To do »
1. Answer these from the abstract on vascular reactivity in severely obese adolescents:
(a) How many severely obese adolescents were included?
(b) What weight reduction did they show after the 4-month program?
(c) Which plasma markers decreased significantly after the program?
2. Retype the part of the abstract on vascular reactivity in severely obese adolescents that begins at the words "RESULTS: At baseline, SOA" and ends after "tissue plasminogen activator.".

Effects of a lifestyle program on vascular reactivity in macro- and microcirculation in severely obese adolescents.

CONTEXT AND OBJECTIVE: This study aimed to comprehensively assess the macro- and microcirculation of severely obese adolescents (SOA) and normal-weight counterparts and to determine the longitudinal effects of weight loss on vascular function in SOA. DESIGN, SETTING, PARTICIPANTS, AND OUTCOME MEASURES: Seventeen SOA (body mass index z-score = 4.22 ± 0.73) and 19 puberty-matched normal-weight counterparts (body mass index z-score = -0.02 ± 1.04) were included. The SOA participated in a 4 month weight loss program. Brachial artery flow-mediated dilation and response to sublingual nitrate (nitrate-mediated dilation [NMD]) were assessed by high-resolution ultrasound. Microvascular reactivity was evaluated by laser Doppler flowmetry in response to NMD, iontophoresis of acetylcholine and sodium nitroprusside, and local hyperthermia. Plasma insulin, leptin, resistin, C-reactive protein, myeloperoxidase, and tissue plasminogen activator were measured.

RESULTS: At baseline, SOA had similar flow-mediated dilation and impaired NMD in the brachial artery compared to normal-weight adolescents. Similarly, peak responses to acetylcholine and sodium nitroprusside iontophoresis and to local hyperthermia were unaltered, whereas cutaneous blood flow after NMD was lower in the forearm microcirculation of SOA. All plasma measurements were significantly higher in SOA. After the 4-month program, SOA presented a weight reduction of 7.4 ± 3.1%, but neither brachial artery nor microvascular reactivity variables were improved. Significant decreases were detected in plasma leptin, myeloperoxidase, and tissue plasminogen activator.

CONCLUSIONS: Macro- and microvascular endothelial function are preserved in adolescents with severe obesity. Conversely, weight loss does not improve their impaired smooth muscle response to exogenous organic nitrate in both vascular beds, despite reducing plasma markers adversely related to vascular homeostasis.

Extracted records »

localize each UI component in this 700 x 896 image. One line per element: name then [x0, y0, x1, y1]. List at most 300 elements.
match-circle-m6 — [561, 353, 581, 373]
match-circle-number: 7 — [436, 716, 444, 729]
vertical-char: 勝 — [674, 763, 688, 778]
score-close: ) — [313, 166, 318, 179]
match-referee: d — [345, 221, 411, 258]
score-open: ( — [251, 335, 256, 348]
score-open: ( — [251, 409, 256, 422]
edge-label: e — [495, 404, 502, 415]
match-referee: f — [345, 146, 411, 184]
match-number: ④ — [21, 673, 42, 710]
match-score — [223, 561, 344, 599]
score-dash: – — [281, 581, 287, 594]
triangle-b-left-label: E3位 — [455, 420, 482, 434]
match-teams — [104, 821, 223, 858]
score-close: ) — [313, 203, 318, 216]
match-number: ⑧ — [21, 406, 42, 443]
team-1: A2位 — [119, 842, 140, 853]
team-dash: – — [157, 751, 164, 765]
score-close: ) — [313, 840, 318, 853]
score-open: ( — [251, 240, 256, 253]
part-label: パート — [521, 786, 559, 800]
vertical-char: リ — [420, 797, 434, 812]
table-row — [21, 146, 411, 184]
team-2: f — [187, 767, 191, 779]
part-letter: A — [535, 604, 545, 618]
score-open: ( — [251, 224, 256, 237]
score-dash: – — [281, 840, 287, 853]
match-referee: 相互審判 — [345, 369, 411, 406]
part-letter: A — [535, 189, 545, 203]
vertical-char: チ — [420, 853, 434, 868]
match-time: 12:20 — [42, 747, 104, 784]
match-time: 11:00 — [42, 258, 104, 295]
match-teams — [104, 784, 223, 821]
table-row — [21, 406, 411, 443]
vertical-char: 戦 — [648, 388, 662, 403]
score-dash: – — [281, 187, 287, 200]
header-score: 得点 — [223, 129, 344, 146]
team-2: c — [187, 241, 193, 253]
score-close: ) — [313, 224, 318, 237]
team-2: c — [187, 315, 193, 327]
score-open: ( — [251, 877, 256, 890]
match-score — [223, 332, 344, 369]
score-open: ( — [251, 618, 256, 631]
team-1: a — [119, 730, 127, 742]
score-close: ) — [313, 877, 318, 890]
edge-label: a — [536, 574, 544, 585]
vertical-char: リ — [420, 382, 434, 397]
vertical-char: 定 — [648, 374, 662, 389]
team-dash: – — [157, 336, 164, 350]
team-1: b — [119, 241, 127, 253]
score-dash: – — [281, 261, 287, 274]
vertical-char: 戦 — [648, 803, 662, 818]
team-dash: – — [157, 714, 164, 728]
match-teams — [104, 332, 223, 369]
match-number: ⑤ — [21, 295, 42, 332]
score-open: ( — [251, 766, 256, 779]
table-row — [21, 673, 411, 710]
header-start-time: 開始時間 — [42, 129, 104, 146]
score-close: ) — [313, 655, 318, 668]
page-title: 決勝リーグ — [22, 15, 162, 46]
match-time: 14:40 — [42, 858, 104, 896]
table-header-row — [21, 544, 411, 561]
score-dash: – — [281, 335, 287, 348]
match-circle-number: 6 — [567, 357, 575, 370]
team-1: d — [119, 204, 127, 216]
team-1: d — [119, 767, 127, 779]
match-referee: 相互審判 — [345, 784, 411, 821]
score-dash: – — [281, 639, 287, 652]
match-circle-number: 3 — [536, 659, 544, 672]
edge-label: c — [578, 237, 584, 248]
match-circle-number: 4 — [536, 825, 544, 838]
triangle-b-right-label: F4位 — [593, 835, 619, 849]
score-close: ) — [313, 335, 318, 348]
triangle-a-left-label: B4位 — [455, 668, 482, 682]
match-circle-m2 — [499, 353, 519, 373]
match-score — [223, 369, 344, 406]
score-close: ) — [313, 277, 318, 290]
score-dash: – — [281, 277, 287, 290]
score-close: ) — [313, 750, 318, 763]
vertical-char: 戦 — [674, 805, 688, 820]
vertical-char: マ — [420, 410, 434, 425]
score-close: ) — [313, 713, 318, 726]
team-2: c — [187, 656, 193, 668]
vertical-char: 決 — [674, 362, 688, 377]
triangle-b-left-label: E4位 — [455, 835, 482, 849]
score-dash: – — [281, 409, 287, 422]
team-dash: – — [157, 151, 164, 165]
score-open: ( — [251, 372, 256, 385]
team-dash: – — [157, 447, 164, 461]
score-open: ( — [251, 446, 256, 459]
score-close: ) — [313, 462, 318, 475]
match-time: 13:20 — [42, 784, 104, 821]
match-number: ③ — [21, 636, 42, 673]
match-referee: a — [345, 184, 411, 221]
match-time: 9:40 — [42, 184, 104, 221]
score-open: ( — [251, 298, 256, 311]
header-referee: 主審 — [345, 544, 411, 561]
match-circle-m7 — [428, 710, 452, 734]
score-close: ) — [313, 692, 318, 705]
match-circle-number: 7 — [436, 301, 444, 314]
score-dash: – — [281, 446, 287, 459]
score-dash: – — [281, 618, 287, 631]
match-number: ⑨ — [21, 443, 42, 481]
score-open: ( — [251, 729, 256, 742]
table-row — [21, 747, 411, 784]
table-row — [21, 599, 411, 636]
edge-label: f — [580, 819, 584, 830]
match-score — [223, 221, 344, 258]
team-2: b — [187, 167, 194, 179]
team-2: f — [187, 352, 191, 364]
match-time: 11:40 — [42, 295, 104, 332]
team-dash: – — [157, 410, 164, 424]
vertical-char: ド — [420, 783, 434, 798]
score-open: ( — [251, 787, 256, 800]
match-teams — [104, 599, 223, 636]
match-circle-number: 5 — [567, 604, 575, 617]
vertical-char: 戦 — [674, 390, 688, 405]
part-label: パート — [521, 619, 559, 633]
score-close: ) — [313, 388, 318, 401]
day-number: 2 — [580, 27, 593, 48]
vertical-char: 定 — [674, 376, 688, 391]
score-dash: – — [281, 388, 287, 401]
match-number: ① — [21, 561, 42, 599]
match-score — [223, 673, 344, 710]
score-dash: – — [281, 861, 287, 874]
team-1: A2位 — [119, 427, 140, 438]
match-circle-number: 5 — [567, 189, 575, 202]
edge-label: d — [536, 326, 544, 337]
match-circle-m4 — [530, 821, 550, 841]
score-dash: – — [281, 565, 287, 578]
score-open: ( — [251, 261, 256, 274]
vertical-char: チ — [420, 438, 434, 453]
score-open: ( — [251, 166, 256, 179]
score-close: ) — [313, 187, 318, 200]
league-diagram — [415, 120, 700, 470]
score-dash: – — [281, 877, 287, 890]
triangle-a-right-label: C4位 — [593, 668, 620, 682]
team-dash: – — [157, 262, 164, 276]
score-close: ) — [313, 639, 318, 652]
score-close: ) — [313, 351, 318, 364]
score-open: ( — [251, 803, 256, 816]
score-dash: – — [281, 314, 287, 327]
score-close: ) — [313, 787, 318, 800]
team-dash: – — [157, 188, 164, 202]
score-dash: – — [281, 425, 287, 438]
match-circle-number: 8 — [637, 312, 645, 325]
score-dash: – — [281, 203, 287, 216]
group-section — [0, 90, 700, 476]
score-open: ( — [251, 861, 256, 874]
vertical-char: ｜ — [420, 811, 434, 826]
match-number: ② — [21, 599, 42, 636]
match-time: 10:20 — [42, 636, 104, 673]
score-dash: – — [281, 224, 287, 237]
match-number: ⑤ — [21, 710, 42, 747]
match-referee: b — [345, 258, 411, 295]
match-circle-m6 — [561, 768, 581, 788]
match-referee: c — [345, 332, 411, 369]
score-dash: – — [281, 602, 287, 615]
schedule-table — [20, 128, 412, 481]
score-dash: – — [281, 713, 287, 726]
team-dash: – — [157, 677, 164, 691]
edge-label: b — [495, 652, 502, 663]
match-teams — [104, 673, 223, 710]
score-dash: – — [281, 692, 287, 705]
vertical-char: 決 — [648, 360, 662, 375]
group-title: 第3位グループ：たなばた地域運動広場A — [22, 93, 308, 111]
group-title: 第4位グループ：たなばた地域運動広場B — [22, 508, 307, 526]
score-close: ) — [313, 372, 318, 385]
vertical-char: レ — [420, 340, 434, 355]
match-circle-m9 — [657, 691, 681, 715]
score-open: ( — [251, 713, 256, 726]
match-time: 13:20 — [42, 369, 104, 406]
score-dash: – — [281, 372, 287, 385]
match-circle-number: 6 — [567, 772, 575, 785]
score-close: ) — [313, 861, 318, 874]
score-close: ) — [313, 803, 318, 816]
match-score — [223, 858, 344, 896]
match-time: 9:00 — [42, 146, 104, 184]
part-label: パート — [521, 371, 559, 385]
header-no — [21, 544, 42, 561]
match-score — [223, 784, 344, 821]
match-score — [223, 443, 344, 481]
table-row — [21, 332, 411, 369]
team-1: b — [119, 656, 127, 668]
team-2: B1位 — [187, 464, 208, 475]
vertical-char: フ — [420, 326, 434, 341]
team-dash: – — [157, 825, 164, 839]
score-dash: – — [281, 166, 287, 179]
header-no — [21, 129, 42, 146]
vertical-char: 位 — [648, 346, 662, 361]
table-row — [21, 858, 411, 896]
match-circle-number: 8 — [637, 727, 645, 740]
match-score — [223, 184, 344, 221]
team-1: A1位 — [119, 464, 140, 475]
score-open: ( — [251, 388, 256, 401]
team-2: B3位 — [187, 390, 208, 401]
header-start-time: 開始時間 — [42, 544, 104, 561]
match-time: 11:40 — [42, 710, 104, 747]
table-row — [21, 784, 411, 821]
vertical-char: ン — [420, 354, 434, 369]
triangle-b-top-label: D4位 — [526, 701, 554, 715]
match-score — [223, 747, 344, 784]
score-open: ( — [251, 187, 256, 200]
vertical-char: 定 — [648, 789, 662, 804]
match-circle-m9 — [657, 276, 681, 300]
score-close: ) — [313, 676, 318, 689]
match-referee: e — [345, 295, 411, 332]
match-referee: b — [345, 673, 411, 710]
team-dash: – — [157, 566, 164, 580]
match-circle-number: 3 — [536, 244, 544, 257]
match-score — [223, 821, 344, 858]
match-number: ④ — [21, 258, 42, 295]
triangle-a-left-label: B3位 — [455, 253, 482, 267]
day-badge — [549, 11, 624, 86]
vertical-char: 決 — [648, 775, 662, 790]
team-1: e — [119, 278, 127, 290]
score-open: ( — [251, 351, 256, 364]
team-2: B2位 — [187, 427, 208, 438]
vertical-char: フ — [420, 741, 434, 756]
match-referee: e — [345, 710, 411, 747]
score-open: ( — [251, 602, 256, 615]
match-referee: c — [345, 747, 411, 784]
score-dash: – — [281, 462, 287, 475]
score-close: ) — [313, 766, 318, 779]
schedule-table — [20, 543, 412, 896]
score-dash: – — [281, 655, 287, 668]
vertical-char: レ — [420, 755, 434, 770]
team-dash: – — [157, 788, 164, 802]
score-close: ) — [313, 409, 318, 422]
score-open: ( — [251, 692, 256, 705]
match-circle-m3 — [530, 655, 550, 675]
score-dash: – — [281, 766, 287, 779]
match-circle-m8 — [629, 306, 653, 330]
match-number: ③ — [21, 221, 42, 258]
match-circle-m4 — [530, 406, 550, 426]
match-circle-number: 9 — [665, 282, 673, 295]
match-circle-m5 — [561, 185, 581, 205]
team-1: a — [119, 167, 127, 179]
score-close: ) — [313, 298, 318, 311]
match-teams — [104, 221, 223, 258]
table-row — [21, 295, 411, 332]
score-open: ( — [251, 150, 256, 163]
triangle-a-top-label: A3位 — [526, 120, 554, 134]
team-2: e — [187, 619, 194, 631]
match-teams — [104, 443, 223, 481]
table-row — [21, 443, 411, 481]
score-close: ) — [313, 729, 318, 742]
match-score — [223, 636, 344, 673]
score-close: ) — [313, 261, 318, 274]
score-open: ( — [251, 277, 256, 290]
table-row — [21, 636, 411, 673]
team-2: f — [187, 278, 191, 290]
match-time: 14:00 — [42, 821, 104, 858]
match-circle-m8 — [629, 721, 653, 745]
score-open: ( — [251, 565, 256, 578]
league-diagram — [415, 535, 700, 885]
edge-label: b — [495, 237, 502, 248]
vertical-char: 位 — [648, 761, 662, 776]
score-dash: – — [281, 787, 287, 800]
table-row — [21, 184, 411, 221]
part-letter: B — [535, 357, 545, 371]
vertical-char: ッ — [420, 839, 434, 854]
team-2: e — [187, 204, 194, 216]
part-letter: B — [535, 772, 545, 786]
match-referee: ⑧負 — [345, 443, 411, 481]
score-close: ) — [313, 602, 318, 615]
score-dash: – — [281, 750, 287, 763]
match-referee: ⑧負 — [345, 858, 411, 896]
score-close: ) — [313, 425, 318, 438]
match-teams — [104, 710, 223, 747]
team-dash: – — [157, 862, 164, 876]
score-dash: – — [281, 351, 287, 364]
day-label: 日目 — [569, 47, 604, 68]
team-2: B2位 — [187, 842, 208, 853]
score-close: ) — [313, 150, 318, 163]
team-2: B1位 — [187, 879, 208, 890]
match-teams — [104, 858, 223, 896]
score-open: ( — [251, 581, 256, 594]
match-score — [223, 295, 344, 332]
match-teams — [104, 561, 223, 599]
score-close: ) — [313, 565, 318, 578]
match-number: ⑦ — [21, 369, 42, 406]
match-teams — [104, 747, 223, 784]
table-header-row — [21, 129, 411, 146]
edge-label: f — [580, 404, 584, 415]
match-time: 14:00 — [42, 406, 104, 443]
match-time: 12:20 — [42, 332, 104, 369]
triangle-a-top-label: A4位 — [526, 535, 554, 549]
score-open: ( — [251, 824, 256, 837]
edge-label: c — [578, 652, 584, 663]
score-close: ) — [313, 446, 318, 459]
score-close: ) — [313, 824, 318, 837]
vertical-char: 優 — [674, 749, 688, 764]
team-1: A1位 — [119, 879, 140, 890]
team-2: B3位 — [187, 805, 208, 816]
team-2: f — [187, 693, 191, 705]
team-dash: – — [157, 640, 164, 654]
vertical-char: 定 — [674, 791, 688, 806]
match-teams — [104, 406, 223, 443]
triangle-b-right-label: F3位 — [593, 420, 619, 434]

Answers in order »
1.
(a) Seventeen.
(b) 7.4 ± 3.1%.
(c) Leptin, myeloperoxidase, and tissue plasminogen activator.

2.
RESULTS: At baseline, SOA had similar flow-mediated dilation and impaired NMD in the brachial artery compared to normal-weight adolescents. Similarly, peak responses to acetylcholine and sodium nitroprusside iontophoresis and to local hyperthermia were unaltered, whereas cutaneous blood flow after NMD was lower in the forearm microcirculation of SOA. All plasma measurements were significantly higher in SOA. After the 4-month program, SOA presented a weight reduction of 7.4 ± 3.1%, but neither brachial artery nor microvascular reactivity variables were improved. Significant decreases were detected in plasma leptin, myeloperoxidase, and tissue plasminogen activator.